What to do: Write out all of the data exactly as it appears.

####

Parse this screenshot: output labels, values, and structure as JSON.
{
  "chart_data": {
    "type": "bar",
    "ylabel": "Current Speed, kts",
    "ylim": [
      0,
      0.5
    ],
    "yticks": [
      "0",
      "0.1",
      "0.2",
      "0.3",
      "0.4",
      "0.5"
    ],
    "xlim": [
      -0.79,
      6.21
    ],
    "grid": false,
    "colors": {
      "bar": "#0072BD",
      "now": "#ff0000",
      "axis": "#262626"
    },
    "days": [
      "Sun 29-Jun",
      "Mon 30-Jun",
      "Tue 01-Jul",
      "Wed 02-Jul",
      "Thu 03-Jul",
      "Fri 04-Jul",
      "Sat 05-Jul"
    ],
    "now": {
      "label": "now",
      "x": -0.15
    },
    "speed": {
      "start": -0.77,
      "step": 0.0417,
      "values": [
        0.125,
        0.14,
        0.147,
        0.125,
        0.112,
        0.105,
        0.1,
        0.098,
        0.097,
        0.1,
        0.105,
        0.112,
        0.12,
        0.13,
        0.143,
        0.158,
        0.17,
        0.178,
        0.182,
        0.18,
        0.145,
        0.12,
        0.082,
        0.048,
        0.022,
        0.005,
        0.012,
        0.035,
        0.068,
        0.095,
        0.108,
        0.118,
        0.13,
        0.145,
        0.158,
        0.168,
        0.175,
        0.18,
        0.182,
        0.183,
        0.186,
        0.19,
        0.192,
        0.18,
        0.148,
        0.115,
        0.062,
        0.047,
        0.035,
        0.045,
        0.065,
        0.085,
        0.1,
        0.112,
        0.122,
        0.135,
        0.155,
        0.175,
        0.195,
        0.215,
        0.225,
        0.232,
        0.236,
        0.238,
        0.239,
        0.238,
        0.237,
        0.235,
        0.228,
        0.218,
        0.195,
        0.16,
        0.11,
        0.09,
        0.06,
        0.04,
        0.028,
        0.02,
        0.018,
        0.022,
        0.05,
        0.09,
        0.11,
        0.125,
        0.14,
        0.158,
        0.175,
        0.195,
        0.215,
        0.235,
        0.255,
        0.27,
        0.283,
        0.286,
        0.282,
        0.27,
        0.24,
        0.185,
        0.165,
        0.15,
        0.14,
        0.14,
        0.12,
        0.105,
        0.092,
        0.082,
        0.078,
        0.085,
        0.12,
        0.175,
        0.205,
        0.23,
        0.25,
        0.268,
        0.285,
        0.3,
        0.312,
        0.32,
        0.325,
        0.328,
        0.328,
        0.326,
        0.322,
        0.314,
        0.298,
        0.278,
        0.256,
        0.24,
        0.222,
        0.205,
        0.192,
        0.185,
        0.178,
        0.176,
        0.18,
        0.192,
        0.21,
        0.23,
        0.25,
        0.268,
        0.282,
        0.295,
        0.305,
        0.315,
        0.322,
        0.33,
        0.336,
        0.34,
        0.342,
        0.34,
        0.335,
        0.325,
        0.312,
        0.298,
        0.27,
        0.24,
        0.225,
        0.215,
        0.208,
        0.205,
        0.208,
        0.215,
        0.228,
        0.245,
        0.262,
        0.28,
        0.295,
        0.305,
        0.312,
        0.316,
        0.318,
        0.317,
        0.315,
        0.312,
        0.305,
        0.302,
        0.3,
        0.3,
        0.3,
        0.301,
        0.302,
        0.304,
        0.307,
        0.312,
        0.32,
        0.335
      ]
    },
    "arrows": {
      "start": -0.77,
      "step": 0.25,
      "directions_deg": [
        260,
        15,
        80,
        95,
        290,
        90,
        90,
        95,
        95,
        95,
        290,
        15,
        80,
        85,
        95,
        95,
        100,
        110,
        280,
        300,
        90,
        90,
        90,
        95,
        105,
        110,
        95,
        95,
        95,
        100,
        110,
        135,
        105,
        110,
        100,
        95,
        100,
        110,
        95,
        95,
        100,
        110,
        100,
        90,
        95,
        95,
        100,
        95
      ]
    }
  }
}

####

The reply:
Parse this screenshot: output labels, values, and structure as JSON.
{
  "chart_data": {
    "type": "bar",
    "ylabel": "Current Speed, kts",
    "ylim": [
      0,
      0.5
    ],
    "yticks": [
      "0",
      "0.1",
      "0.2",
      "0.3",
      "0.4",
      "0.5"
    ],
    "xlim": [
      -0.79,
      6.21
    ],
    "grid": false,
    "colors": {
      "bar": "#0072BD",
      "now": "#ff0000",
      "axis": "#262626"
    },
    "days": [
      "Sun 29-Jun",
      "Mon 30-Jun",
      "Tue 01-Jul",
      "Wed 02-Jul",
      "Thu 03-Jul",
      "Fri 04-Jul",
      "Sat 05-Jul"
    ],
    "now": {
      "label": "now",
      "x": -0.15
    },
    "speed": {
      "start": -0.77,
      "step": 0.0417,
      "values": [
        0.125,
        0.14,
        0.147,
        0.125,
        0.112,
        0.105,
        0.1,
        0.098,
        0.097,
        0.1,
        0.105,
        0.112,
        0.12,
        0.13,
        0.143,
        0.158,
        0.17,
        0.178,
        0.182,
        0.18,
        0.145,
        0.12,
        0.082,
        0.048,
        0.022,
        0.005,
        0.012,
        0.035,
        0.068,
        0.095,
        0.108,
        0.118,
        0.13,
        0.145,
        0.158,
        0.168,
        0.175,
        0.18,
        0.182,
        0.183,
        0.186,
        0.19,
        0.192,
        0.18,
        0.148,
        0.115,
        0.062,
        0.047,
        0.035,
        0.045,
        0.065,
        0.085,
        0.1,
        0.112,
        0.122,
        0.135,
        0.155,
        0.175,
        0.195,
        0.215,
        0.225,
        0.232,
        0.236,
        0.238,
        0.239,
        0.238,
        0.237,
        0.235,
        0.228,
        0.218,
        0.195,
        0.16,
        0.11,
        0.09,
        0.06,
        0.04,
        0.028,
        0.02,
        0.018,
        0.022,
        0.05,
        0.09,
        0.11,
        0.125,
        0.14,
        0.158,
        0.175,
        0.195,
        0.215,
        0.235,
        0.255,
        0.27,
        0.283,
        0.286,
        0.282,
        0.27,
        0.24,
        0.185,
        0.165,
        0.15,
        0.14,
        0.14,
        0.12,
        0.105,
        0.092,
        0.082,
        0.078,
        0.085,
        0.12,
        0.175,
        0.205,
        0.23,
        0.25,
        0.268,
        0.285,
        0.3,
        0.312,
        0.32,
        0.325,
        0.328,
        0.328,
        0.326,
        0.322,
        0.314,
        0.298,
        0.278,
        0.256,
        0.24,
        0.222,
        0.205,
        0.192,
        0.185,
        0.178,
        0.176,
        0.18,
        0.192,
        0.21,
        0.23,
        0.25,
        0.268,
        0.282,
        0.295,
        0.305,
        0.315,
        0.322,
        0.33,
        0.336,
        0.34,
        0.342,
        0.34,
        0.335,
        0.325,
        0.312,
        0.298,
        0.27,
        0.24,
        0.225,
        0.215,
        0.208,
        0.205,
        0.208,
        0.215,
        0.228,
        0.245,
        0.262,
        0.28,
        0.295,
        0.305,
        0.312,
        0.316,
        0.318,
        0.317,
        0.315,
        0.312,
        0.305,
        0.302,
        0.3,
        0.3,
        0.3,
        0.301,
        0.302,
        0.304,
        0.307,
        0.312,
        0.32,
        0.335
      ]
    },
    "arrows": {
      "start": -0.77,
      "step": 0.25,
      "directions_deg": [
        260,
        15,
        80,
        95,
        290,
        90,
        90,
        95,
        95,
        95,
        290,
        15,
        80,
        85,
        95,
        95,
        100,
        110,
        280,
        300,
        90,
        90,
        90,
        95,
        105,
        110,
        95,
        95,
        95,
        100,
        110,
        135,
        105,
        110,
        100,
        95,
        100,
        110,
        95,
        95,
        100,
        110,
        100,
        90,
        95,
        95,
        100,
        95
      ]
    }
  }
}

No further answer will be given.